(Your task): Copy each line that holds "paste".

[Stored data entries]
------------------------------------------------------------------------

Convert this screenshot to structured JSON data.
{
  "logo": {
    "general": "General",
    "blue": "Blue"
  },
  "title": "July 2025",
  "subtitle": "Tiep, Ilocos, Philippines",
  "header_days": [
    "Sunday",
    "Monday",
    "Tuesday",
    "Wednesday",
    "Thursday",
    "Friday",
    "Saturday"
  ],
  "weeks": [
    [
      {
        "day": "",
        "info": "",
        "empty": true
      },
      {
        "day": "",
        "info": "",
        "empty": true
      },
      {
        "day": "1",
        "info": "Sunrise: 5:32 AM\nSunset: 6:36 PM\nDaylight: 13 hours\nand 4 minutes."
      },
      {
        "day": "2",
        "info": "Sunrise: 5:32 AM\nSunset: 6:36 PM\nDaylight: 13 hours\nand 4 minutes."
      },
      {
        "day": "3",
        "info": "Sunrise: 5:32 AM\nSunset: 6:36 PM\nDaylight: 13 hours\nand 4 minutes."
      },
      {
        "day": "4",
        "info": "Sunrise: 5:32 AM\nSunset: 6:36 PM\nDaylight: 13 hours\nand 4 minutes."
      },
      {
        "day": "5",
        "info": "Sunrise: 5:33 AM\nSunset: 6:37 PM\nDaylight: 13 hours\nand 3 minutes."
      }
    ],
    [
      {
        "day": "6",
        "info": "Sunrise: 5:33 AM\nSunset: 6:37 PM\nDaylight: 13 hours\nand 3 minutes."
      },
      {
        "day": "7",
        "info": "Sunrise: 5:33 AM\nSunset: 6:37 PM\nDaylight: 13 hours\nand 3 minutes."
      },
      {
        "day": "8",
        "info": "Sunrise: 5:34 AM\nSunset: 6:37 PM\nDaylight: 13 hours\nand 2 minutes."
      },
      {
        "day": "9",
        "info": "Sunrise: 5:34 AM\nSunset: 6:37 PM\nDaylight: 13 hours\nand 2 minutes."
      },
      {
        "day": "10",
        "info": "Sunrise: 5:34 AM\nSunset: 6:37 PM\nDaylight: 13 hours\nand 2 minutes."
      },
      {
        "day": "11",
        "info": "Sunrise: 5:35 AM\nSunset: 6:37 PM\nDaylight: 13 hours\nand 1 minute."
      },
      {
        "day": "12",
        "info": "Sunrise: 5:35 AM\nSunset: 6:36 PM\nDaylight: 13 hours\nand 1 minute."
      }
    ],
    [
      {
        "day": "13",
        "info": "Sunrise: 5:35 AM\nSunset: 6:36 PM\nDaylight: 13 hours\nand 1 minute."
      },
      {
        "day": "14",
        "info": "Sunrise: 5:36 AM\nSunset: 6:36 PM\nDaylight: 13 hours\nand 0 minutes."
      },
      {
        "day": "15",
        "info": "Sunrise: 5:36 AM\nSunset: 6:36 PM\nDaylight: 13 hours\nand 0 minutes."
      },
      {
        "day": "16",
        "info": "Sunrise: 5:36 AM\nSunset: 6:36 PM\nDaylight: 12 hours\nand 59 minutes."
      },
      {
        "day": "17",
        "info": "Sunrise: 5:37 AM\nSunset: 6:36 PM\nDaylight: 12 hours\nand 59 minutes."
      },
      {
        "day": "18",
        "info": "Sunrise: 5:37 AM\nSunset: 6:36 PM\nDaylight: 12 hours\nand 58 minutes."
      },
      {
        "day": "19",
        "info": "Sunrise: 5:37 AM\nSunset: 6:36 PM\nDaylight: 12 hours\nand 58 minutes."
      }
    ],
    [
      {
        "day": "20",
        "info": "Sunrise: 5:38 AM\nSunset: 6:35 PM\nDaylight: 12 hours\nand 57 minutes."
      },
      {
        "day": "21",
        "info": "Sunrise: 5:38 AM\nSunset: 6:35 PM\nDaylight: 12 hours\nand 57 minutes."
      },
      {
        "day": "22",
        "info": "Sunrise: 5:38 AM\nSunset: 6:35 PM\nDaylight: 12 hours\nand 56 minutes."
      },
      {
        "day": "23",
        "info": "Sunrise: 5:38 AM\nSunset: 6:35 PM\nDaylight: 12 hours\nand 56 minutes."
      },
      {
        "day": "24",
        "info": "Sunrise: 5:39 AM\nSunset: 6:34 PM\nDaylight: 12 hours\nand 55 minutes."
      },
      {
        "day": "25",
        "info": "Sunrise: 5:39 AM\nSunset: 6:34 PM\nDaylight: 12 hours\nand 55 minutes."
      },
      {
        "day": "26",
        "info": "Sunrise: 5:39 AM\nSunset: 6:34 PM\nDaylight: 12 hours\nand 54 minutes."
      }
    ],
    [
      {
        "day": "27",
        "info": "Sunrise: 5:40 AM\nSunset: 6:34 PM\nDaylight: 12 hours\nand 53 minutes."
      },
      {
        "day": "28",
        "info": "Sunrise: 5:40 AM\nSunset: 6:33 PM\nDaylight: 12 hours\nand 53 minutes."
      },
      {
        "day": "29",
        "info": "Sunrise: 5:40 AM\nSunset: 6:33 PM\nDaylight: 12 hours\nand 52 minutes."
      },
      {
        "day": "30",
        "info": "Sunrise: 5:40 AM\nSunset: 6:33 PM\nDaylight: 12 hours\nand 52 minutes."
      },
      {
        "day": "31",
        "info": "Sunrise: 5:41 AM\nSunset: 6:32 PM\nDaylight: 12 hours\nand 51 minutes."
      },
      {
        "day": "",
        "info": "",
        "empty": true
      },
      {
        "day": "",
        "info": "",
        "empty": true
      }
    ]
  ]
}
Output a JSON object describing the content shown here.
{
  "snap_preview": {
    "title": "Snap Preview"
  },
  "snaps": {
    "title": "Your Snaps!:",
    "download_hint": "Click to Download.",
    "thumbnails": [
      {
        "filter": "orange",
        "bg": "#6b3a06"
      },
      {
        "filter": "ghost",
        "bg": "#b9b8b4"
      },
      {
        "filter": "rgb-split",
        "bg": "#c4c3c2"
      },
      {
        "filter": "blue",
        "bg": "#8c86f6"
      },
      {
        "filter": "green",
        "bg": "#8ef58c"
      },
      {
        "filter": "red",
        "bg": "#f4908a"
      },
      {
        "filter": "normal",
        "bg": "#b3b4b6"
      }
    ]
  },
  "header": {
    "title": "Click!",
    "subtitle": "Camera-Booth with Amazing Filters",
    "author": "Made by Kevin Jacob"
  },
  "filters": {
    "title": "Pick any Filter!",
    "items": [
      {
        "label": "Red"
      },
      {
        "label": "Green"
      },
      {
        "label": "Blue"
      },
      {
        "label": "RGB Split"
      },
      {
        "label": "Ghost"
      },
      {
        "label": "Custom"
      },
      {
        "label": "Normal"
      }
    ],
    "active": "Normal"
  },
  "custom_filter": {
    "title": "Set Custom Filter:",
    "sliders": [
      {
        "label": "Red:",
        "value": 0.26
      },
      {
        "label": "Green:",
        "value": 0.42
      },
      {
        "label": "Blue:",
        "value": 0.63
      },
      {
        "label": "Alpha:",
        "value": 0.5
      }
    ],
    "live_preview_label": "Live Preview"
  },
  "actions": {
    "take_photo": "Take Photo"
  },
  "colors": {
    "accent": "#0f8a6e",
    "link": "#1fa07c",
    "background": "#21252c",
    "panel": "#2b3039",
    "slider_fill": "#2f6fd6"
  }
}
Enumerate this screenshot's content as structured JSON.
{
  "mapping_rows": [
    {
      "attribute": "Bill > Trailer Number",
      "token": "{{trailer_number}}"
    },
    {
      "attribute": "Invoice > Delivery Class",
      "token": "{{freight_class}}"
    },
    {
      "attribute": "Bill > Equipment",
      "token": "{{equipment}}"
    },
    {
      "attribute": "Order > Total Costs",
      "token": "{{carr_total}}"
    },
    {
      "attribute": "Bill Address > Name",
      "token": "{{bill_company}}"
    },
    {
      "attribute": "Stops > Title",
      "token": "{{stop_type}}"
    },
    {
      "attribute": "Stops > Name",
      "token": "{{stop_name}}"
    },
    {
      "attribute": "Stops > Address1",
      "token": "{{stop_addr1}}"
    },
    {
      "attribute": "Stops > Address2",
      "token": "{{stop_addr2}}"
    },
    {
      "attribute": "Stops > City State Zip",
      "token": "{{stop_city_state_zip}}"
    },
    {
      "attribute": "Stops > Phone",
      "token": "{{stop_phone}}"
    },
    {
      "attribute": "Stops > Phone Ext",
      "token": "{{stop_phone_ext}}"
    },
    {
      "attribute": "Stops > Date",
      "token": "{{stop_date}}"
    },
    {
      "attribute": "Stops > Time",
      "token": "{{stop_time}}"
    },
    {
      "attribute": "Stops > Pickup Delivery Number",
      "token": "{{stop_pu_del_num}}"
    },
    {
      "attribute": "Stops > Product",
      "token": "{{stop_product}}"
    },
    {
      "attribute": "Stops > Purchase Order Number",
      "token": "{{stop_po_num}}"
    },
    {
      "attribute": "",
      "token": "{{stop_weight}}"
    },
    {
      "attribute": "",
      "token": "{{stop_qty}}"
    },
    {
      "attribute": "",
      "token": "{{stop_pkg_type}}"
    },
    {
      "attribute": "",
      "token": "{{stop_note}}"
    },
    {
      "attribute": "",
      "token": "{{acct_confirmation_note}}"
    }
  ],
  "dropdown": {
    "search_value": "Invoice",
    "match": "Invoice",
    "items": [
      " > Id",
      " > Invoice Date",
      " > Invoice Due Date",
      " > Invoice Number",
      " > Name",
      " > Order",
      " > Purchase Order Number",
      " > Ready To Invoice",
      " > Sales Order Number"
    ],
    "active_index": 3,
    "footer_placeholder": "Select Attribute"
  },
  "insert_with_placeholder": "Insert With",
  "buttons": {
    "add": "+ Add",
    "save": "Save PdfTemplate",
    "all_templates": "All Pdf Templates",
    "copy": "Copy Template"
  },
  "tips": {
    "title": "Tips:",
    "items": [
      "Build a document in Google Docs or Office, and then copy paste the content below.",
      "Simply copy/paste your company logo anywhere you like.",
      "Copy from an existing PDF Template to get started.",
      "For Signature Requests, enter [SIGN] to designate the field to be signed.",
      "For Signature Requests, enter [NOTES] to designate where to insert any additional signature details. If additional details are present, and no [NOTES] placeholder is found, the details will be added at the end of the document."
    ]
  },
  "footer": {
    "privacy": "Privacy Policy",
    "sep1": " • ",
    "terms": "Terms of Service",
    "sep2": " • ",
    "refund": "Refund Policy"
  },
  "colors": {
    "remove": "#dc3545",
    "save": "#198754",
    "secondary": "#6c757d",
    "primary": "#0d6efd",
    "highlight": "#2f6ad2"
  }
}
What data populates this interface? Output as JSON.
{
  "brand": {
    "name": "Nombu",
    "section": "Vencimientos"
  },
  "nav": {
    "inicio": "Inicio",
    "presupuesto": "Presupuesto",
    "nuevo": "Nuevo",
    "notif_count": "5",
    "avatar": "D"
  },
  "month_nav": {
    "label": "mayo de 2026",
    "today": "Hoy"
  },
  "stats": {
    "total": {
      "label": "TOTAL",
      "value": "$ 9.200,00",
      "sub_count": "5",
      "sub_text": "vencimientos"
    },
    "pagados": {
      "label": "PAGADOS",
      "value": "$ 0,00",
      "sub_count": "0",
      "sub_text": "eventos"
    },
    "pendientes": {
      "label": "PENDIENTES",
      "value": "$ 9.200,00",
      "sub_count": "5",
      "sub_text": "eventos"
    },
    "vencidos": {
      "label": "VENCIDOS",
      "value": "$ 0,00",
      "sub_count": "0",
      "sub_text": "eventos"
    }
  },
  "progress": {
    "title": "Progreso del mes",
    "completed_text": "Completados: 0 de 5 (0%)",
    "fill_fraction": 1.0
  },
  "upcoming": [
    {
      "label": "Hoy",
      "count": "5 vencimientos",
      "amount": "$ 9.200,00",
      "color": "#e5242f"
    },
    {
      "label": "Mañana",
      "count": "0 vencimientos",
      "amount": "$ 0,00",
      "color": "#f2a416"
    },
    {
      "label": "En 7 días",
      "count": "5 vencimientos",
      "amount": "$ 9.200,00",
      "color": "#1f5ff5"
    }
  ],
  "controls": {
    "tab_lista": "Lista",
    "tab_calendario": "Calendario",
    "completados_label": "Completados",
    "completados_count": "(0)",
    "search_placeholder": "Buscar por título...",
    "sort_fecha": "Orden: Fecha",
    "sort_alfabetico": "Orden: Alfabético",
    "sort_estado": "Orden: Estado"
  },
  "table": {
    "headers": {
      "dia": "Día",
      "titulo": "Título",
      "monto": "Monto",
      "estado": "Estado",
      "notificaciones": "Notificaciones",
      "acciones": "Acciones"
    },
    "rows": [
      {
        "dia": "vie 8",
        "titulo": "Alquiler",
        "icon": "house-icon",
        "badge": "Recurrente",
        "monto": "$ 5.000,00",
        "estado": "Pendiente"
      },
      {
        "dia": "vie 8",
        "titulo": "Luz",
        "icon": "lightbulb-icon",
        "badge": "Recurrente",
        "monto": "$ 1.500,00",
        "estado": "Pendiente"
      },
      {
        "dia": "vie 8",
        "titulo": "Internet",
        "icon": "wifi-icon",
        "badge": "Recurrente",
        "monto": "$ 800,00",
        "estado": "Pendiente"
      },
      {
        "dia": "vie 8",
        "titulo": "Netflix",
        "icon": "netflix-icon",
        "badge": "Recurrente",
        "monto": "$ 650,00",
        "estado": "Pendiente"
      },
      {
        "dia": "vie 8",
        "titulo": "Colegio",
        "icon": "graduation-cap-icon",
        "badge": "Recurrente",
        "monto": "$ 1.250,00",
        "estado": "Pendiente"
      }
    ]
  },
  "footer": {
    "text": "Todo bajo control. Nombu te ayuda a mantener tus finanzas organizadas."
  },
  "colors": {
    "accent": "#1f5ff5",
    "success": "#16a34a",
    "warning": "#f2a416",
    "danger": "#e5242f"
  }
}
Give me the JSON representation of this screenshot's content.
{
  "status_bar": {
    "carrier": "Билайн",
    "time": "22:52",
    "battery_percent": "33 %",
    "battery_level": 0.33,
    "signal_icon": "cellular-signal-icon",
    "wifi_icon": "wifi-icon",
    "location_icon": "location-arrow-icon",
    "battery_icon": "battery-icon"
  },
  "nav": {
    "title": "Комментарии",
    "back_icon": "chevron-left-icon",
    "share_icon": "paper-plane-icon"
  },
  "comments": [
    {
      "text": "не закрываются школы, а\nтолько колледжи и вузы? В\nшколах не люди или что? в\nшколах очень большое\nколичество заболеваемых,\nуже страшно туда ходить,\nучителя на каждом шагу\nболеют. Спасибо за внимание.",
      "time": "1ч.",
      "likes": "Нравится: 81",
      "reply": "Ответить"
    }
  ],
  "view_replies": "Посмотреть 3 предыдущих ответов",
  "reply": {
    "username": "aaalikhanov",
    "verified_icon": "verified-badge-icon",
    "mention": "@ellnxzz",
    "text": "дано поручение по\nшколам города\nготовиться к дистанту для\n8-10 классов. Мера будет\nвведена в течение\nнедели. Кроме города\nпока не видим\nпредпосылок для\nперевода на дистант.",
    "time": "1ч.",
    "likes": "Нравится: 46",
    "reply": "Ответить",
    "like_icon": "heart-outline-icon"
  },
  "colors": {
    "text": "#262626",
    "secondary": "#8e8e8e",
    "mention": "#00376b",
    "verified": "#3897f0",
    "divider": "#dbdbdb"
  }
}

------------------------------------------------------------------------

(Result for this exercise):
      "Build a document in Google Docs or Office, and then copy paste the content below.",
      "Simply copy/paste your company logo anywhere you like.",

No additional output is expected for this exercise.